* begin *

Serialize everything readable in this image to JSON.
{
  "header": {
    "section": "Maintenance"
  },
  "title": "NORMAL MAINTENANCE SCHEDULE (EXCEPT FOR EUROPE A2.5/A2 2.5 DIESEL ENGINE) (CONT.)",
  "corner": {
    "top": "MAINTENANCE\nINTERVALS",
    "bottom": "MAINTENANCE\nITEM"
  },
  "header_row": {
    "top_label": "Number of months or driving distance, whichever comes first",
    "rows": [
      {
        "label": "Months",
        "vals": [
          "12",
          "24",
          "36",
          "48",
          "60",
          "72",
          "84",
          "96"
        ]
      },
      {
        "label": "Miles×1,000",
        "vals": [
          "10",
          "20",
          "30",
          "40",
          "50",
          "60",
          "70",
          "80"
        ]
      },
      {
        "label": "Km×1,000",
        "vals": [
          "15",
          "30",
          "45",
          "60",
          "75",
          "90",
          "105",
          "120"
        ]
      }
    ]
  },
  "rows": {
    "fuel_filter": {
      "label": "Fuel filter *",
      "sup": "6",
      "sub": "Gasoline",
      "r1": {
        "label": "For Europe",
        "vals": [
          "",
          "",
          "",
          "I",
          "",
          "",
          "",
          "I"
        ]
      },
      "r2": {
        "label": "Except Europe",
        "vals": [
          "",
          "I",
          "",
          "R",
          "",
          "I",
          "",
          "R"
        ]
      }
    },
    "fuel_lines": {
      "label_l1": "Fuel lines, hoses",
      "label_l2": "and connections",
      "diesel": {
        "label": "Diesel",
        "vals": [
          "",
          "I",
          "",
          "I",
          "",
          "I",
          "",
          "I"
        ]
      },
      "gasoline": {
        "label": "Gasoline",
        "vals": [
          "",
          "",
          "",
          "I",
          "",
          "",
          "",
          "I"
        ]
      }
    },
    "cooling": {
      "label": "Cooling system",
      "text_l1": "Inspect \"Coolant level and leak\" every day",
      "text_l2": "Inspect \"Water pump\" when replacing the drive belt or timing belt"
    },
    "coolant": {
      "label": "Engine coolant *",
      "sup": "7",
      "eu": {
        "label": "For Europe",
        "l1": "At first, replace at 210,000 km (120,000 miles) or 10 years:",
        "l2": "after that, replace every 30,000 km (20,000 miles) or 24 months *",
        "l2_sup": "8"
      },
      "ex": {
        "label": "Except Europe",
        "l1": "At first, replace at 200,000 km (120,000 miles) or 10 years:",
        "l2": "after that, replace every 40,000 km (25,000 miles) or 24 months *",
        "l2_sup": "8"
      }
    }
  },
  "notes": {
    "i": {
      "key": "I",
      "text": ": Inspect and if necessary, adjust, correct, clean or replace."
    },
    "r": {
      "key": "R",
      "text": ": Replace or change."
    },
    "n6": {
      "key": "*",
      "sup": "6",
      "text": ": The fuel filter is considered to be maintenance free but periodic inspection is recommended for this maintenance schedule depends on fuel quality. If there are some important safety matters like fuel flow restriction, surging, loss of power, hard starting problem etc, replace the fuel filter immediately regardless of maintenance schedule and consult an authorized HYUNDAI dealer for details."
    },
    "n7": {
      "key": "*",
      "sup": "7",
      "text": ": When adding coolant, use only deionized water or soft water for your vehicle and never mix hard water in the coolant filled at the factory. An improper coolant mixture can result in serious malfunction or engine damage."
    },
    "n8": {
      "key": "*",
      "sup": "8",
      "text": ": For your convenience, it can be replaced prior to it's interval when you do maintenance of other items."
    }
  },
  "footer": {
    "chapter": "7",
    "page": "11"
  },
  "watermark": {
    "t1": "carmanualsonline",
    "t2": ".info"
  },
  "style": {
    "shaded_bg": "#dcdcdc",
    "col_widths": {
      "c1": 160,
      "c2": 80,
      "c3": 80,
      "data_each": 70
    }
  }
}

* end *

## What you will do
Transcribe the whole listing exactly.

## Exercise solution
Serialize everything readable in this image to JSON.
{
  "header": {
    "section": "Maintenance"
  },
  "title": "NORMAL MAINTENANCE SCHEDULE (EXCEPT FOR EUROPE A2.5/A2 2.5 DIESEL ENGINE) (CONT.)",
  "corner": {
    "top": "MAINTENANCE\nINTERVALS",
    "bottom": "MAINTENANCE\nITEM"
  },
  "header_row": {
    "top_label": "Number of months or driving distance, whichever comes first",
    "rows": [
      {
        "label": "Months",
        "vals": [
          "12",
          "24",
          "36",
          "48",
          "60",
          "72",
          "84",
          "96"
        ]
      },
      {
        "label": "Miles×1,000",
        "vals": [
          "10",
          "20",
          "30",
          "40",
          "50",
          "60",
          "70",
          "80"
        ]
      },
      {
        "label": "Km×1,000",
        "vals": [
          "15",
          "30",
          "45",
          "60",
          "75",
          "90",
          "105",
          "120"
        ]
      }
    ]
  },
  "rows": {
    "fuel_filter": {
      "label": "Fuel filter *",
      "sup": "6",
      "sub": "Gasoline",
      "r1": {
        "label": "For Europe",
        "vals": [
          "",
          "",
          "",
          "I",
          "",
          "",
          "",
          "I"
        ]
      },
      "r2": {
        "label": "Except Europe",
        "vals": [
          "",
          "I",
          "",
          "R",
          "",
          "I",
          "",
          "R"
        ]
      }
    },
    "fuel_lines": {
      "label_l1": "Fuel lines, hoses",
      "label_l2": "and connections",
      "diesel": {
        "label": "Diesel",
        "vals": [
          "",
          "I",
          "",
          "I",
          "",
          "I",
          "",
          "I"
        ]
      },
      "gasoline": {
        "label": "Gasoline",
        "vals": [
          "",
          "",
          "",
          "I",
          "",
          "",
          "",
          "I"
        ]
      }
    },
    "cooling": {
      "label": "Cooling system",
      "text_l1": "Inspect \"Coolant level and leak\" every day",
      "text_l2": "Inspect \"Water pump\" when replacing the drive belt or timing belt"
    },
    "coolant": {
      "label": "Engine coolant *",
      "sup": "7",
      "eu": {
        "label": "For Europe",
        "l1": "At first, replace at 210,000 km (120,000 miles) or 10 years:",
        "l2": "after that, replace every 30,000 km (20,000 miles) or 24 months *",
        "l2_sup": "8"
      },
      "ex": {
        "label": "Except Europe",
        "l1": "At first, replace at 200,000 km (120,000 miles) or 10 years:",
        "l2": "after that, replace every 40,000 km (25,000 miles) or 24 months *",
        "l2_sup": "8"
      }
    }
  },
  "notes": {
    "i": {
      "key": "I",
      "text": ": Inspect and if necessary, adjust, correct, clean or replace."
    },
    "r": {
      "key": "R",
      "text": ": Replace or change."
    },
    "n6": {
      "key": "*",
      "sup": "6",
      "text": ": The fuel filter is considered to be maintenance free but periodic inspection is recommended for this maintenance schedule depends on fuel quality. If there are some important safety matters like fuel flow restriction, surging, loss of power, hard starting problem etc, replace the fuel filter immediately regardless of maintenance schedule and consult an authorized HYUNDAI dealer for details."
    },
    "n7": {
      "key": "*",
      "sup": "7",
      "text": ": When adding coolant, use only deionized water or soft water for your vehicle and never mix hard water in the coolant filled at the factory. An improper coolant mixture can result in serious malfunction or engine damage."
    },
    "n8": {
      "key": "*",
      "sup": "8",
      "text": ": For your convenience, it can be replaced prior to it's interval when you do maintenance of other items."
    }
  },
  "footer": {
    "chapter": "7",
    "page": "11"
  },
  "watermark": {
    "t1": "carmanualsonline",
    "t2": ".info"
  },
  "style": {
    "shaded_bg": "#dcdcdc",
    "col_widths": {
      "c1": 160,
      "c2": 80,
      "c3": 80,
      "data_each": 70
    }
  }
}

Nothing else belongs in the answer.